DETALLES DEL EJERCICIO
Responde estas preguntas basándote en el texto sobre las categorías de bajo:
(a) ¿Con qué otro nombre se conoce al Seriöserbass?
(b) ¿De qué dos compositores son los Mefistófeles incluidos en el Schwerer Spielbass?
(c) ¿Qué roles wagnerianos se incluyen en el Charakterbass?

--- TEXTO PROPORCIONADO ---

Seriöserbass, también llamado Tiefer Bass (incluye roles como Raimondo, Pimen, el Comendador, Sarastro, Colline, Timur, Gremin, los verdianos Zaccaria, Banquo, Fiesco, Guardiano, Ramfís, y los wagnerianos Marke, Pogner, Fafner, Hunding, Hagen y Gurnemanz.)

Schwerer Spielbass, también llamado Komischer Bass (incluye a los Mefistófeles de Berlioz y Gounod, Plumkett, Varlaam, Osmin, el Falstaff de Nicolai, Don Basilio, el Barón Ochs y Daland.)

Charakterbass (que incluye los roles de personajes secundarios como Zúñiga, Rangoni, Masetto, Don Alfonso, Crespel, Alidoro, Monterone, Sparafucile, Ferrando, el Gran Inquisidor y el Rey de Egipto, así como los wagnerianos Bitterolf, Reinmar, Fasolt y Nachtigall.)

--- SECCIÓN DE DATOS ---

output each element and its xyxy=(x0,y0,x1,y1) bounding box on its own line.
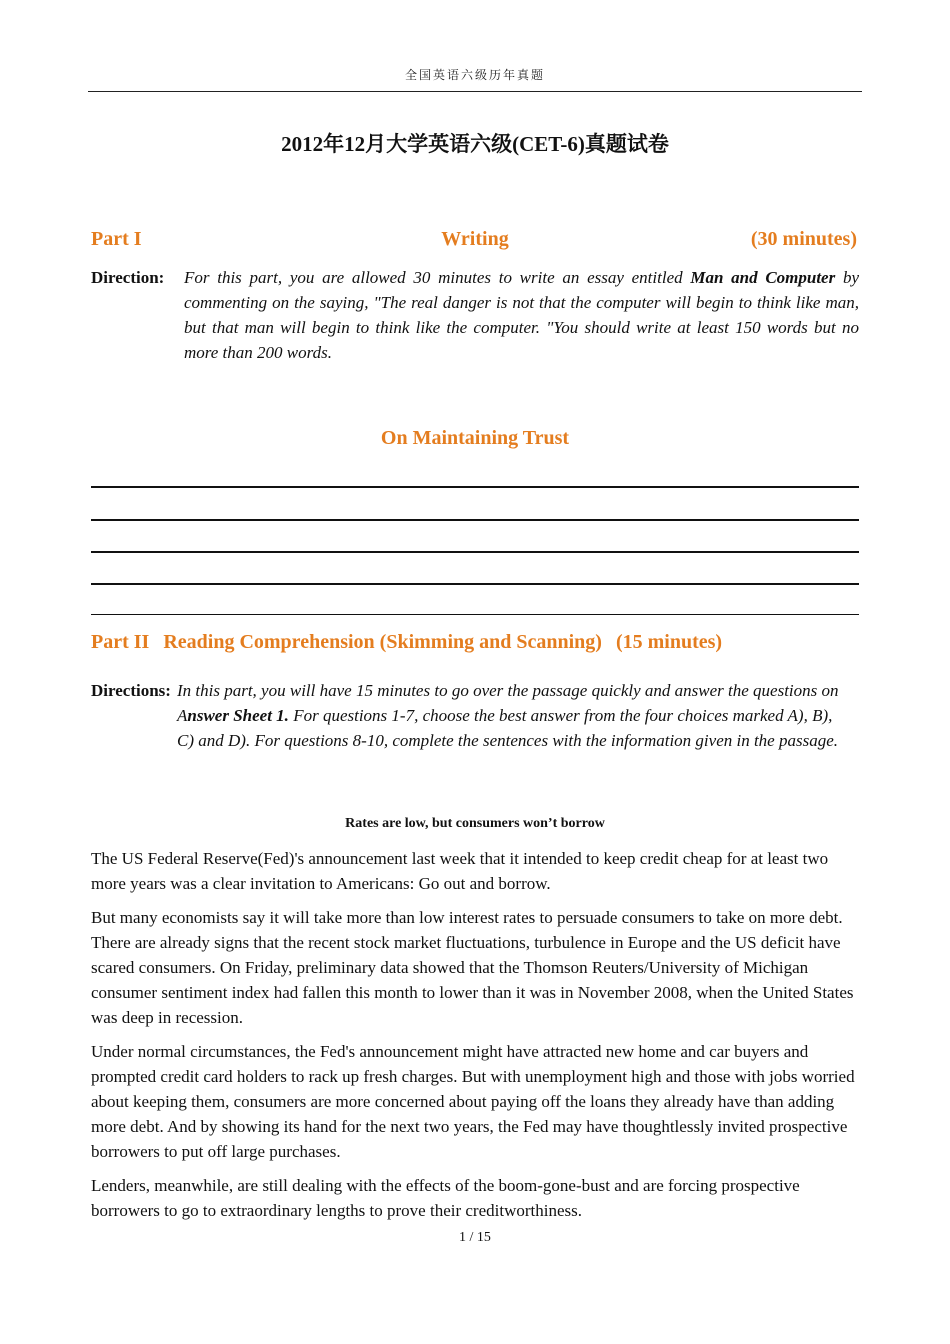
writing-line-2 xyxy=(91,519,859,521)
passage-paragraph: The US Federal Reserve(Fed)'s announcement last week that it intended to keep credit cheap for at least two more years was a clear invitation to Americans: Go out and borrow. xyxy=(91,849,829,893)
part1-name: Writing xyxy=(441,228,509,250)
part2-direction-label: Directions: xyxy=(91,681,171,700)
part2-name: Reading Comprehension (Skimming and Scanning) xyxy=(163,631,602,653)
part1-heading xyxy=(91,228,859,256)
writing-line-5 xyxy=(91,614,859,615)
passage-body xyxy=(91,846,859,1232)
page-number: 1 / 15 xyxy=(459,1230,491,1245)
writing-line-3 xyxy=(91,551,859,553)
header-divider xyxy=(88,91,862,92)
passage-paragraph: But many economists say it will take more than low interest rates to persuade consumers to take on more debt. There are already signs that the recent stock market fluctuations, turbulence in Europe and the US deficit have scared consumers. On Friday, preliminary data showed that the Thomson Reuters/University of Michigan consumer sentiment index had fallen this month to lower than it was in November 2008, when the United States was deep in recession. xyxy=(91,908,854,1027)
part2-answer-sheet: nswer Sheet 1. xyxy=(187,706,289,725)
part2-direction-after: For questions 1-7, choose the best answer from the four choices marked A), B), C) and D). For questions 8-10, complete the sentences with the information given in the passage. xyxy=(177,706,839,750)
part1-direction-text xyxy=(184,265,859,365)
essay-title: On Maintaining Trust xyxy=(380,427,570,449)
part1-essay-topic: Man and Computer xyxy=(690,268,836,287)
passage-paragraph: Under normal circumstances, the Fed's announcement might have attracted new home and car buyers and prompted credit card holders to rack up fresh charges. But with unemployment high and those with jobs worried about keeping them, consumers are more concerned about paying off the loans they already have than adding more debt. And by showing its hand for the next two years, the Fed may have thoughtlessly invited prospective borrowers to put off large purchases. xyxy=(91,1042,855,1161)
passage-paragraph: Lenders, meanwhile, are still dealing with the effects of the boom-gone-bust and are forcing prospective borrowers to go to extraordinary lengths to prove their creditworthiness. xyxy=(91,1176,800,1220)
part1-direction-before: For this part, you are allowed 30 minutes to write an essay entitled xyxy=(184,268,691,287)
part2-number: Part II xyxy=(91,631,150,653)
part2-direction-text xyxy=(177,678,852,753)
part1-direction-label: Direction: xyxy=(91,268,165,287)
writing-line-4 xyxy=(91,583,859,585)
page-header: 全国英语六级历年真题 xyxy=(404,68,545,82)
part1-direction-after: by commenting on the saying, "The real danger is not that the computer will begin to think like man, but that man will begin to think like the computer. "You should write at least 150 words but no more than 200 words. xyxy=(184,268,859,362)
part1-time: (30 minutes) xyxy=(750,228,857,250)
part1-number: Part I xyxy=(91,228,142,250)
document-title: 2012年12月大学英语六级(CET-6)真题试卷 xyxy=(281,132,669,156)
part2-time: (15 minutes) xyxy=(615,631,723,653)
part2-heading xyxy=(91,631,859,654)
writing-line-1 xyxy=(91,486,859,488)
passage-title: Rates are low, but consumers won’t borrow xyxy=(345,816,605,831)
part2-direction-before: In this part, you will have 15 minutes to go over the passage quickly and answer the questions on A xyxy=(177,681,839,725)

---

RESPUESTA COMPLETA
(a) Tiefer Bass.
(b) Berlioz y Gounod.
(c) Bitterolf, Reinmar, Fasolt y Nachtigall.